Exercise objective: Lines that contain the string "Garlic" are to be copied; leave out all others.

Data entries:
────────

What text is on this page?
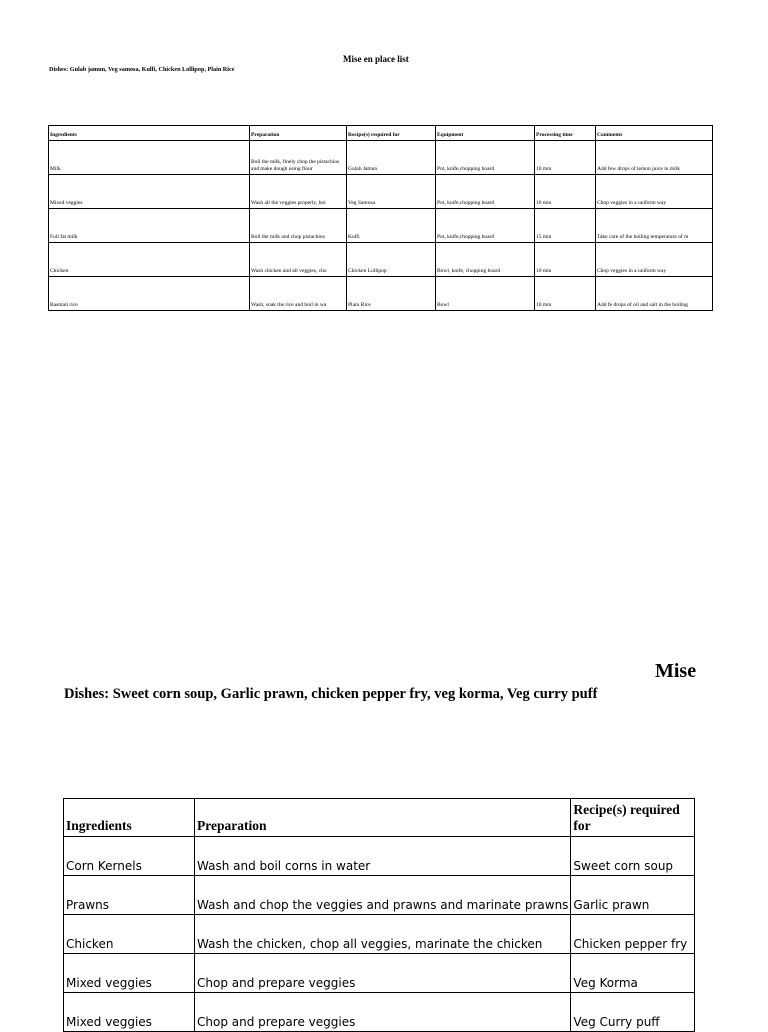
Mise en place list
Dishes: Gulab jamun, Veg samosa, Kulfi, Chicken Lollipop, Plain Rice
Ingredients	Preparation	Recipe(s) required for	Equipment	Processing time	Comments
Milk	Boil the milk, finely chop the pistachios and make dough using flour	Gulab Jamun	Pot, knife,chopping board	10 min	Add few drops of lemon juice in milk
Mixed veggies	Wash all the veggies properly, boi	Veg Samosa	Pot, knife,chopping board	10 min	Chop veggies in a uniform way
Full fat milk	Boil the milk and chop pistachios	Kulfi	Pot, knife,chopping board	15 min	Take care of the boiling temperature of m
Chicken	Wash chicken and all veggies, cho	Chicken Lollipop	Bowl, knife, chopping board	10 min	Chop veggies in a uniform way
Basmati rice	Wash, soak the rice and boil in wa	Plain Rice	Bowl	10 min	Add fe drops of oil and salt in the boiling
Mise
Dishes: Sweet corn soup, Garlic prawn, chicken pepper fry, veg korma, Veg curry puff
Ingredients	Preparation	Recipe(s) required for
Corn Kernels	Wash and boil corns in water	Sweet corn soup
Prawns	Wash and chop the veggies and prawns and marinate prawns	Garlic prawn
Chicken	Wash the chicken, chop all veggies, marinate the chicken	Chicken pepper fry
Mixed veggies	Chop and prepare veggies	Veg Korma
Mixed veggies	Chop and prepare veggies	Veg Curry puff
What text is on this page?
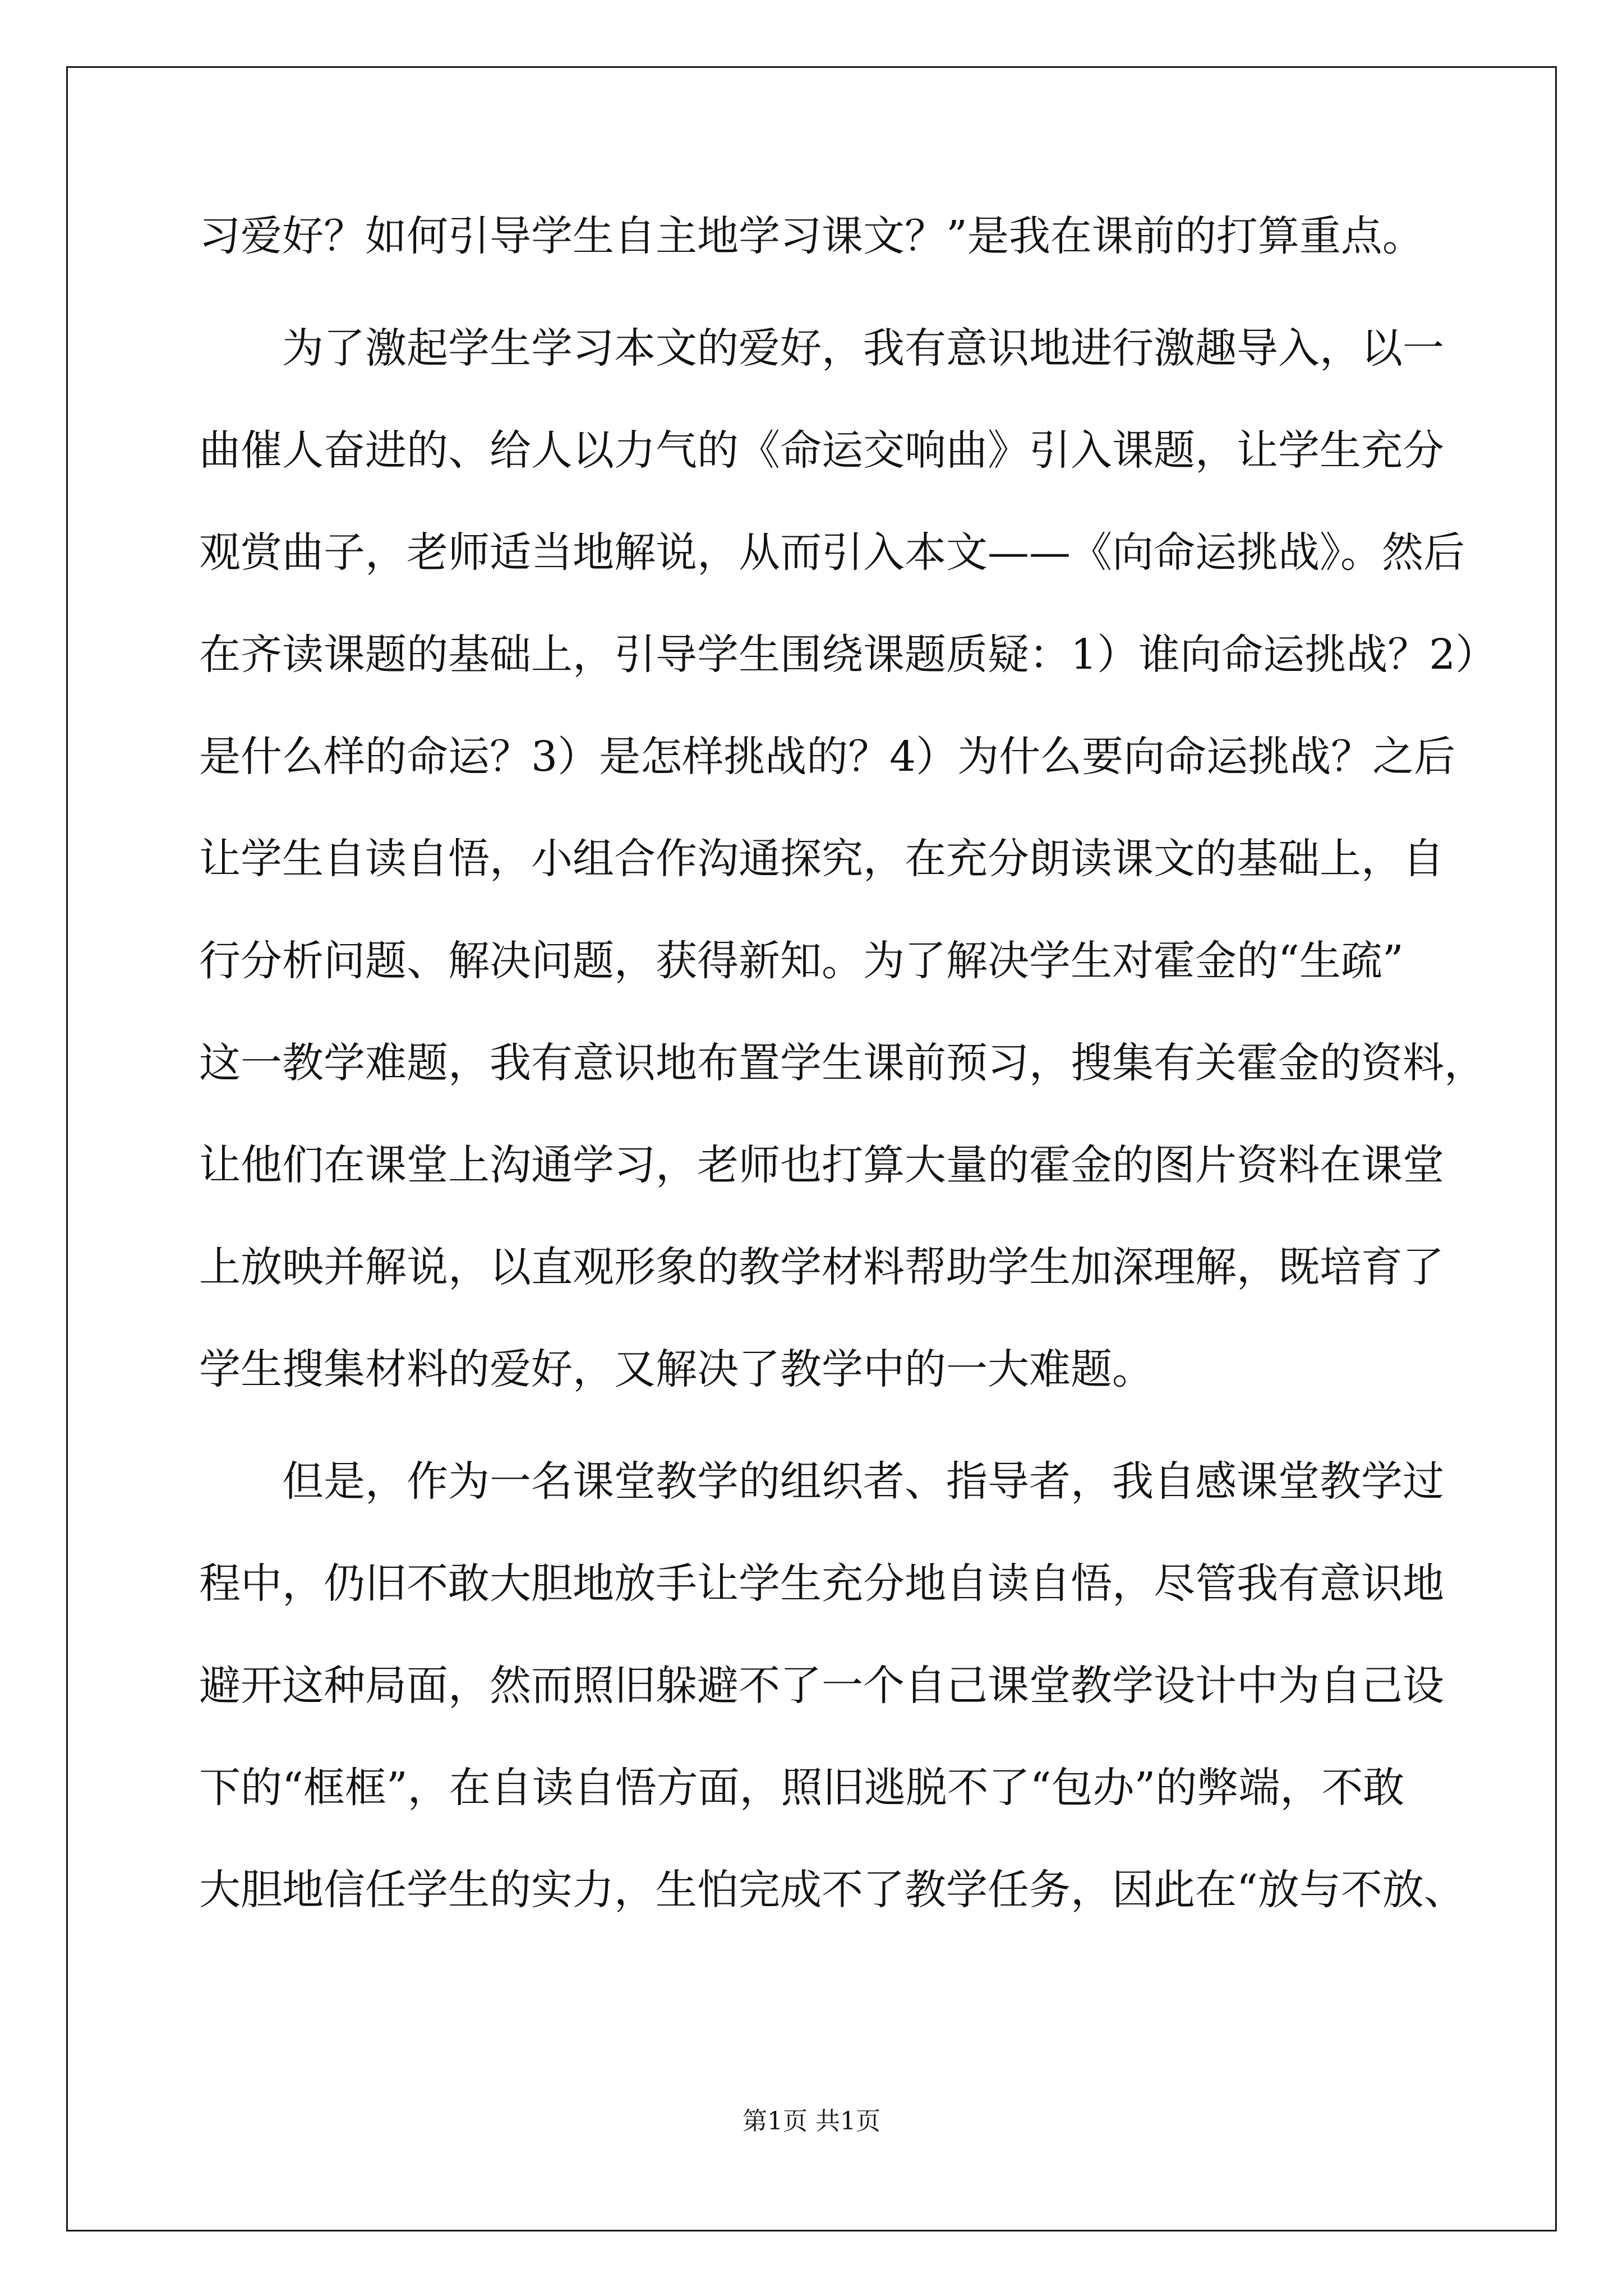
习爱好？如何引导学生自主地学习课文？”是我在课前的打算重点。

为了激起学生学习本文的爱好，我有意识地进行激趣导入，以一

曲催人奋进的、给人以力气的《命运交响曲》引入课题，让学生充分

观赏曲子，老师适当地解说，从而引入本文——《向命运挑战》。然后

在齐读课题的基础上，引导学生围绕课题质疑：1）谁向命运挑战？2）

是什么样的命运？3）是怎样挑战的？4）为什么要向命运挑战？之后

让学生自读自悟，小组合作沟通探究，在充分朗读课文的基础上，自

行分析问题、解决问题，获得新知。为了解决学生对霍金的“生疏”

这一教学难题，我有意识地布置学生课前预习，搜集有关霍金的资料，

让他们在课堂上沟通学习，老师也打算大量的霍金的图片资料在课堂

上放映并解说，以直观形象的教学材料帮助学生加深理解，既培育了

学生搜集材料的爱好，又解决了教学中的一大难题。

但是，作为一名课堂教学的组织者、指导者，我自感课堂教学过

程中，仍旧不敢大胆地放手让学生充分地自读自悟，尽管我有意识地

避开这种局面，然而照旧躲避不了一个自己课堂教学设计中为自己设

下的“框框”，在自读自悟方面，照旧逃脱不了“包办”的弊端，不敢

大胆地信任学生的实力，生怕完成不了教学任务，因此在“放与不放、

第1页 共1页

────────

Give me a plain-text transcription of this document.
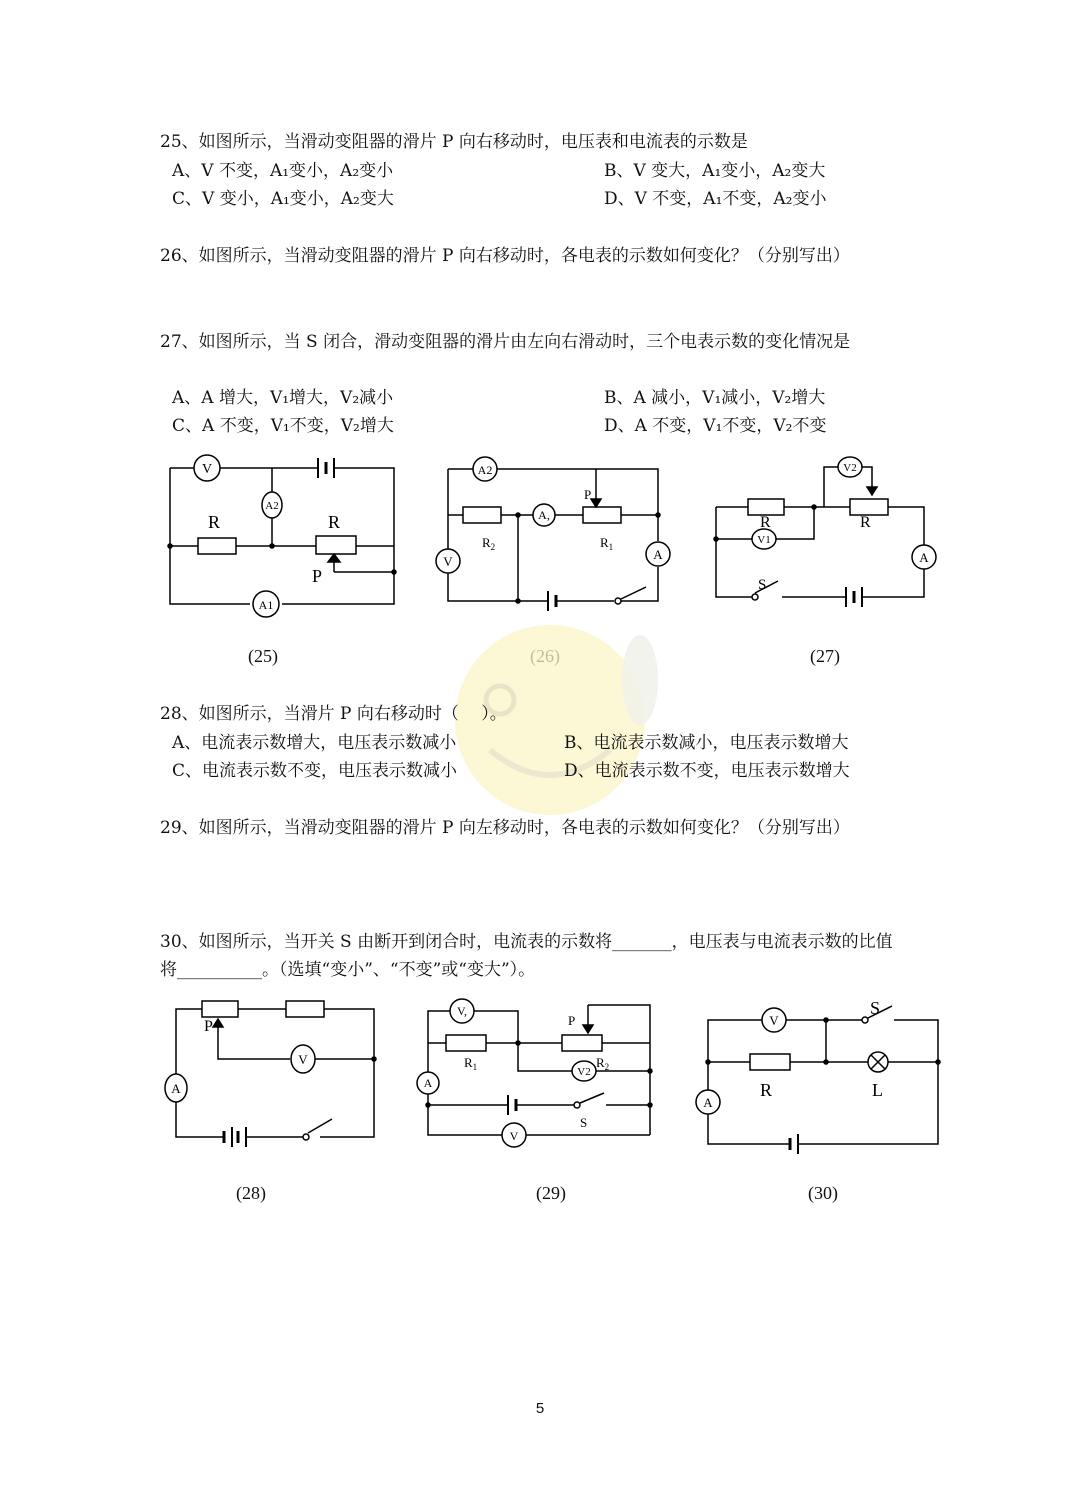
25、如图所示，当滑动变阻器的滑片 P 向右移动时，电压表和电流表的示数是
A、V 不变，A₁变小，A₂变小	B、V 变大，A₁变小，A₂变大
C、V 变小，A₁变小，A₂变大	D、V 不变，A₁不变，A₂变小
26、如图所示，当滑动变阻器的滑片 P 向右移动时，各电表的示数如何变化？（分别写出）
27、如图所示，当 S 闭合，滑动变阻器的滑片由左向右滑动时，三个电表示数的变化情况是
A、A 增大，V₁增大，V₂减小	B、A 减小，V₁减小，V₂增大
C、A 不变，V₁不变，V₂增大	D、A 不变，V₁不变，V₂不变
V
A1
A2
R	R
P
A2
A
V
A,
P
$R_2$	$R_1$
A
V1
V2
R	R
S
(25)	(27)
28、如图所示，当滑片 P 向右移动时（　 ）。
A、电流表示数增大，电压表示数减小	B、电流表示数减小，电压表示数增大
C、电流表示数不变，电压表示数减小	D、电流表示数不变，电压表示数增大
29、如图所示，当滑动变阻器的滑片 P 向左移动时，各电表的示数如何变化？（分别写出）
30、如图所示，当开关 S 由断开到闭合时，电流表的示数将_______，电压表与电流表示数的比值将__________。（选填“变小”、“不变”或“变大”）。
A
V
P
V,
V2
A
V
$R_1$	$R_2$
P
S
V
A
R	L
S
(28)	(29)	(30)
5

────────

Answer to this problem:
Dishes: Sweet corn soup, Garlic prawn, chicken pepper fry, veg korma, Veg curry puff
Prawns	Wash and chop the veggies and prawns and marinate prawns	Garlic prawn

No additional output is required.